— start RECORDS PROVIDED —

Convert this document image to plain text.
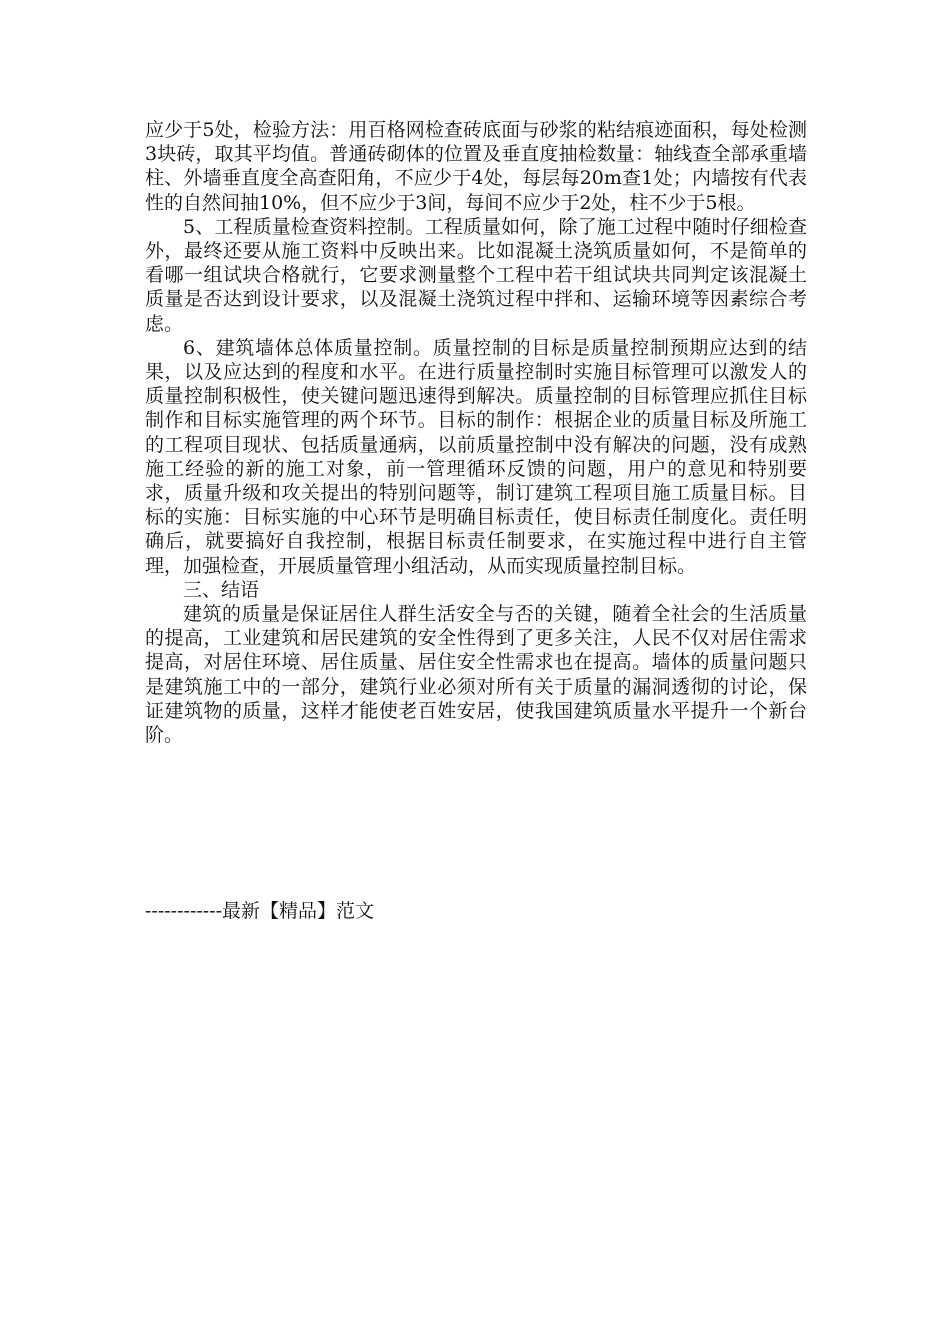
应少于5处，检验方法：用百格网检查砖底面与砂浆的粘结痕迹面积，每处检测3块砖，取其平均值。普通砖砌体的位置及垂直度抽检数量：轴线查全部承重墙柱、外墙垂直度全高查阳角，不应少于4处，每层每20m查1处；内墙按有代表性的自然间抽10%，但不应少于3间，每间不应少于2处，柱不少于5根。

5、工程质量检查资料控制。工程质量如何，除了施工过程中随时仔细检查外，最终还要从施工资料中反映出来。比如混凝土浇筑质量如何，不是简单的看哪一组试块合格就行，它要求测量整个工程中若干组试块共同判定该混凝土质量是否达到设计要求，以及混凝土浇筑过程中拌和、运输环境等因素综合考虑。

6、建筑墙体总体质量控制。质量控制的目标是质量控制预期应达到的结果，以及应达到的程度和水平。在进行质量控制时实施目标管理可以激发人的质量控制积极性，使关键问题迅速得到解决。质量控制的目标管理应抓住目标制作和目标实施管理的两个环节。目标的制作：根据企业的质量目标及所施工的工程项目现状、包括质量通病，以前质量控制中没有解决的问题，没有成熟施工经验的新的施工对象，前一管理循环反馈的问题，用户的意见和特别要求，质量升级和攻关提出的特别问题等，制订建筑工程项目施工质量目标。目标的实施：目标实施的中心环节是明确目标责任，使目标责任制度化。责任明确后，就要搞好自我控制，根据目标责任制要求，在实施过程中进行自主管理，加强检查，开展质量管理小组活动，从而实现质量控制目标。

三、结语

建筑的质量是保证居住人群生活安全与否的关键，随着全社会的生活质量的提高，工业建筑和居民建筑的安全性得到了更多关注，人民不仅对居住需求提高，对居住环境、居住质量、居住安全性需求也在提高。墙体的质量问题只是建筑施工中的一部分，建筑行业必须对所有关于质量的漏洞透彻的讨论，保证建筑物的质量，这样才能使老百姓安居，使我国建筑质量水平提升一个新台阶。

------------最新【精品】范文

— end RECORDS PROVIDED —

Copy out all the entries exactly. Images stay out of the copy.

Convert this document image to plain text.
应少于5处，检验方法：用百格网检查砖底面与砂浆的粘结痕迹面积，每处检测3块砖，取其平均值。普通砖砌体的位置及垂直度抽检数量：轴线查全部承重墙柱、外墙垂直度全高查阳角，不应少于4处，每层每20m查1处；内墙按有代表性的自然间抽10%，但不应少于3间，每间不应少于2处，柱不少于5根。

5、工程质量检查资料控制。工程质量如何，除了施工过程中随时仔细检查外，最终还要从施工资料中反映出来。比如混凝土浇筑质量如何，不是简单的看哪一组试块合格就行，它要求测量整个工程中若干组试块共同判定该混凝土质量是否达到设计要求，以及混凝土浇筑过程中拌和、运输环境等因素综合考虑。

6、建筑墙体总体质量控制。质量控制的目标是质量控制预期应达到的结果，以及应达到的程度和水平。在进行质量控制时实施目标管理可以激发人的质量控制积极性，使关键问题迅速得到解决。质量控制的目标管理应抓住目标制作和目标实施管理的两个环节。目标的制作：根据企业的质量目标及所施工的工程项目现状、包括质量通病，以前质量控制中没有解决的问题，没有成熟施工经验的新的施工对象，前一管理循环反馈的问题，用户的意见和特别要求，质量升级和攻关提出的特别问题等，制订建筑工程项目施工质量目标。目标的实施：目标实施的中心环节是明确目标责任，使目标责任制度化。责任明确后，就要搞好自我控制，根据目标责任制要求，在实施过程中进行自主管理，加强检查，开展质量管理小组活动，从而实现质量控制目标。

三、结语

建筑的质量是保证居住人群生活安全与否的关键，随着全社会的生活质量的提高，工业建筑和居民建筑的安全性得到了更多关注，人民不仅对居住需求提高，对居住环境、居住质量、居住安全性需求也在提高。墙体的质量问题只是建筑施工中的一部分，建筑行业必须对所有关于质量的漏洞透彻的讨论，保证建筑物的质量，这样才能使老百姓安居，使我国建筑质量水平提升一个新台阶。

------------最新【精品】范文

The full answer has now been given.